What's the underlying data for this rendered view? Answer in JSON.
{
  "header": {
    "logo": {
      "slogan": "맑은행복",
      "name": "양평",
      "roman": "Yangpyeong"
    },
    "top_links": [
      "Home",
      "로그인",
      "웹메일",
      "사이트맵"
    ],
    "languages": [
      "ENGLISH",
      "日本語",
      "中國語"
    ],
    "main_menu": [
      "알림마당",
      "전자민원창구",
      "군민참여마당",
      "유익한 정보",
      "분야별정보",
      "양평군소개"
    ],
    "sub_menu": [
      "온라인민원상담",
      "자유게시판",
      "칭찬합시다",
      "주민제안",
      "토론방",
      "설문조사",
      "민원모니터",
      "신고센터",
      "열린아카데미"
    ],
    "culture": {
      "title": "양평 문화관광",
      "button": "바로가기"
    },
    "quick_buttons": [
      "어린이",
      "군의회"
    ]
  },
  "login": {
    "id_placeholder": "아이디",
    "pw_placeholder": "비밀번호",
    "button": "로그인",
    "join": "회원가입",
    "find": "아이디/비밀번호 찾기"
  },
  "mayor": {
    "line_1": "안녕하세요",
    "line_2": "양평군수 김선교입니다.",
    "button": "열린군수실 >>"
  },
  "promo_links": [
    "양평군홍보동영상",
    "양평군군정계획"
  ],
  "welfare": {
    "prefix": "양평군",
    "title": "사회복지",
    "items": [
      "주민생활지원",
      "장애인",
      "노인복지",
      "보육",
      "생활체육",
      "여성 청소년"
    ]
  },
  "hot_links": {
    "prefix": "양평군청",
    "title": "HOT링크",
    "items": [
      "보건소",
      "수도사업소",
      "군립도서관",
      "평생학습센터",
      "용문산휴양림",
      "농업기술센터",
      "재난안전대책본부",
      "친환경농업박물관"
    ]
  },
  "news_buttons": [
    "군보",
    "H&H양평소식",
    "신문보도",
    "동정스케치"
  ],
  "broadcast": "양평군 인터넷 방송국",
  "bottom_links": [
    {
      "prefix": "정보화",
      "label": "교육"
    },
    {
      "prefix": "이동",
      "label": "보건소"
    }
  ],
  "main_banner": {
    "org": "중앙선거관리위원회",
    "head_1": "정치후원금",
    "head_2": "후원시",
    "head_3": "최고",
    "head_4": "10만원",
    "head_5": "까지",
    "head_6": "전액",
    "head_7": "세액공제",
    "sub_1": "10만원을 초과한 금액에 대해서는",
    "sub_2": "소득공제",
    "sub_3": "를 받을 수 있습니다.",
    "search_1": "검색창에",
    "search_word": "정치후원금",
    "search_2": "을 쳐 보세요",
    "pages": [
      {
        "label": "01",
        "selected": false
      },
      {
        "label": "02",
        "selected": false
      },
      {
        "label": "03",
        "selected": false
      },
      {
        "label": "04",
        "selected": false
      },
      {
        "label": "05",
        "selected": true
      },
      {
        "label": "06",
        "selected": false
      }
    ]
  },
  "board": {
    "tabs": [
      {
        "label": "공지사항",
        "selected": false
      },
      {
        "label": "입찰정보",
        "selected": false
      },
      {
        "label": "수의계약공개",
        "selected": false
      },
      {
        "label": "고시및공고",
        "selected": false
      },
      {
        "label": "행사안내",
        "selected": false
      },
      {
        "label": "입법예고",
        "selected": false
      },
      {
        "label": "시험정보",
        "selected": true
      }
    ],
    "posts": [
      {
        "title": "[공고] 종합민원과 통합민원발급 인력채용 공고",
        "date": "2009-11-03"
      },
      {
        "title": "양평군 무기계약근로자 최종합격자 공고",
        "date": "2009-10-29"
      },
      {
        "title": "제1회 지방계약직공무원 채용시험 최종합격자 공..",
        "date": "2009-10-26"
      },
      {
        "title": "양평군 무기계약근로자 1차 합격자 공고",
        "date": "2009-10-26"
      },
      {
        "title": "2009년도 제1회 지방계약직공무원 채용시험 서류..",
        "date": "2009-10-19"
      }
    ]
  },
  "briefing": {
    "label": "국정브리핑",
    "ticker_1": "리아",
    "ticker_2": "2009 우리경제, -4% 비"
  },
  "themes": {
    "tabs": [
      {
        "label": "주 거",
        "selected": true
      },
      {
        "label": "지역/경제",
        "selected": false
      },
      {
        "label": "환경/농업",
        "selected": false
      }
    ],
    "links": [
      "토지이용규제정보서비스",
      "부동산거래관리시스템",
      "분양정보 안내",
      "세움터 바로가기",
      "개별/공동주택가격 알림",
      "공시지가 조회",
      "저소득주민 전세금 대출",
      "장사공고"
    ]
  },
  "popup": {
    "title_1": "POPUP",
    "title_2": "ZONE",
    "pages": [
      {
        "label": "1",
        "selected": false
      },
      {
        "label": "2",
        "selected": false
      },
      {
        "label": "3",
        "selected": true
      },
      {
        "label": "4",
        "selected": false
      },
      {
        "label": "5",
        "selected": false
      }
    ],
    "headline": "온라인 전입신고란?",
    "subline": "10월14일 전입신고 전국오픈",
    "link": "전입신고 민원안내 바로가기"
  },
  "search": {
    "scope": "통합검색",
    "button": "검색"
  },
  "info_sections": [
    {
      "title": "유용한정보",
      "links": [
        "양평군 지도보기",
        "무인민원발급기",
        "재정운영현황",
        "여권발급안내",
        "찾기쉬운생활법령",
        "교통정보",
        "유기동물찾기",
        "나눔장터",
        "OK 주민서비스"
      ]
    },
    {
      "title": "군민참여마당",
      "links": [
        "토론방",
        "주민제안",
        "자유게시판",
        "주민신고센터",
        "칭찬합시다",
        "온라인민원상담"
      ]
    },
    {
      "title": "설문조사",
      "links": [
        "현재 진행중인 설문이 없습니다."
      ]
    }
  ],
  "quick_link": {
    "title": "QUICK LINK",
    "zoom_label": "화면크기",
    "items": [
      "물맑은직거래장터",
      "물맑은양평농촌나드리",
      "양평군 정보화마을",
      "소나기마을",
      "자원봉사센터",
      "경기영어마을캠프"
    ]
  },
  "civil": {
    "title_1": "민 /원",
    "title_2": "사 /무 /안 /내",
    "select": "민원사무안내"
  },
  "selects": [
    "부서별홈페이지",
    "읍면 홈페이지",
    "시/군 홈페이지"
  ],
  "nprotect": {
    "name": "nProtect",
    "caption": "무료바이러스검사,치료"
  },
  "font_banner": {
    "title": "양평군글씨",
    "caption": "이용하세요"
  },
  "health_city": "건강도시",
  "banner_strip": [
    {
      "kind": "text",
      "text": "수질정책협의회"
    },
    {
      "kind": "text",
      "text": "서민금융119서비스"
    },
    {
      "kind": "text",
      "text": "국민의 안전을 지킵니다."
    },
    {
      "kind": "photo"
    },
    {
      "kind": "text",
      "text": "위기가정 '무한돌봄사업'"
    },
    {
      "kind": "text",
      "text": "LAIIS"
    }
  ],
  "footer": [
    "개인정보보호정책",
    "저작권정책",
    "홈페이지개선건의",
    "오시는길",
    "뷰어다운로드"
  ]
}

The request — Pick every line with "지방계약직공무원" in it and copy it.

Worked answer —
        "title": "제1회 지방계약직공무원 채용시험 최종합격자 공..",
        "title": "2009년도 제1회 지방계약직공무원 채용시험 서류..",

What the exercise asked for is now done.